PROBLEM TO WORK ON -
Please copy the items below exactly, starting at the line that contains "y-tick-label: 14 bbox=[42, 165, 56, 179]" and ending at the line that contains "y-tick-label: 12 bbox=[42, 215, 56, 229]", with both of those lines included.

**********

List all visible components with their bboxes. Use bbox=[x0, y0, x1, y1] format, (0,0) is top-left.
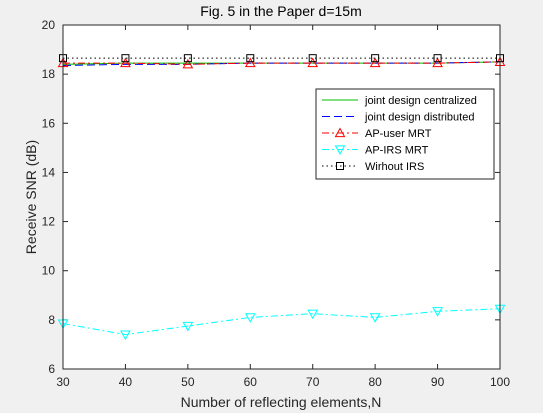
y-tick-label: 14 bbox=[42, 165, 56, 179]
legend-marker bbox=[334, 127, 346, 138]
series-line bbox=[63, 61, 501, 65]
ticks: 30 40 50 60 70 80 90 100 6 8 10 12 14 16 18 20 bbox=[42, 18, 511, 389]
y-tick-label: 16 bbox=[42, 116, 56, 130]
legend-box bbox=[315, 88, 495, 180]
data-point bbox=[433, 54, 442, 63]
data-point bbox=[182, 58, 194, 69]
legend: joint design centralized joint design dis… bbox=[315, 88, 495, 180]
legend-label: AP-user MRT bbox=[365, 128, 432, 140]
data-point bbox=[369, 57, 381, 68]
data-point bbox=[308, 54, 317, 63]
plot-area bbox=[63, 25, 500, 369]
x-axis-label: Number of reflecting elements,N bbox=[181, 394, 382, 410]
legend-label: joint design centralized bbox=[364, 95, 477, 107]
x-tick-label: 60 bbox=[244, 375, 258, 389]
y-tick-label: 8 bbox=[48, 313, 55, 327]
series-wirhout-irs bbox=[59, 54, 504, 63]
series-lines bbox=[57, 54, 506, 341]
x-tick-label: 30 bbox=[56, 375, 70, 389]
x-tick-label: 50 bbox=[181, 375, 195, 389]
legend-label: AP-IRS MRT bbox=[365, 145, 429, 157]
series-line bbox=[62, 308, 501, 336]
x-tick-label: 100 bbox=[490, 375, 510, 389]
x-tick-label: 80 bbox=[368, 375, 382, 389]
legend-marker bbox=[336, 162, 344, 170]
y-tick-label: 12 bbox=[42, 215, 56, 229]
x-tick-label: 90 bbox=[431, 375, 445, 389]
chart-title: Fig. 5 in the Paper d=15m bbox=[200, 3, 362, 19]
y-axis-label: Receive SNR (dB) bbox=[23, 140, 39, 254]
data-point bbox=[182, 321, 194, 332]
x-tick-label: 70 bbox=[306, 375, 320, 389]
data-point bbox=[183, 54, 192, 63]
legend-label: Wirhout IRS bbox=[365, 161, 424, 173]
data-point bbox=[369, 313, 381, 323]
data-point bbox=[120, 330, 131, 341]
data-point bbox=[371, 54, 380, 63]
data-point bbox=[244, 313, 256, 323]
legend-marker bbox=[334, 145, 346, 156]
series-ap-user-mrt bbox=[57, 56, 506, 69]
data-point bbox=[246, 54, 255, 63]
data-point bbox=[432, 57, 443, 68]
x-tick-label: 40 bbox=[119, 375, 133, 389]
data-point bbox=[432, 307, 443, 317]
data-point bbox=[121, 54, 130, 63]
series-ap-irs-mrt bbox=[57, 304, 506, 341]
data-point bbox=[307, 57, 319, 68]
y-tick-label: 20 bbox=[42, 18, 56, 32]
data-point bbox=[244, 57, 256, 68]
plot-frame bbox=[62, 24, 501, 370]
legend-label: joint design distributed bbox=[364, 112, 474, 124]
y-tick-label: 6 bbox=[48, 362, 55, 376]
y-tick-label: 10 bbox=[42, 264, 56, 278]
data-point bbox=[307, 309, 319, 320]
data-point bbox=[120, 57, 131, 68]
y-tick-label: 18 bbox=[42, 67, 56, 81]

**********

EXERCISE SOLUTION -
y-tick-label: 14 bbox=[42, 165, 56, 179]
legend-marker bbox=[334, 127, 346, 138]
series-line bbox=[63, 61, 501, 65]
ticks: 30 40 50 60 70 80 90 100 6 8 10 12 14 16 18 20 bbox=[42, 18, 511, 389]
y-tick-label: 16 bbox=[42, 116, 56, 130]
legend-box bbox=[315, 88, 495, 180]
data-point bbox=[433, 54, 442, 63]
data-point bbox=[182, 58, 194, 69]
legend: joint design centralized joint design dis… bbox=[315, 88, 495, 180]
legend-label: AP-user MRT bbox=[365, 128, 432, 140]
data-point bbox=[369, 57, 381, 68]
data-point bbox=[308, 54, 317, 63]
plot-area bbox=[63, 25, 500, 369]
x-axis-label: Number of reflecting elements,N bbox=[181, 394, 382, 410]
legend-label: joint design centralized bbox=[364, 95, 477, 107]
x-tick-label: 60 bbox=[244, 375, 258, 389]
y-tick-label: 8 bbox=[48, 313, 55, 327]
series-wirhout-irs bbox=[59, 54, 504, 63]
series-lines bbox=[57, 54, 506, 341]
x-tick-label: 30 bbox=[56, 375, 70, 389]
x-tick-label: 50 bbox=[181, 375, 195, 389]
legend-label: AP-IRS MRT bbox=[365, 145, 429, 157]
series-line bbox=[62, 308, 501, 336]
x-tick-label: 100 bbox=[490, 375, 510, 389]
x-tick-label: 80 bbox=[368, 375, 382, 389]
legend-marker bbox=[336, 162, 344, 170]
y-tick-label: 12 bbox=[42, 215, 56, 229]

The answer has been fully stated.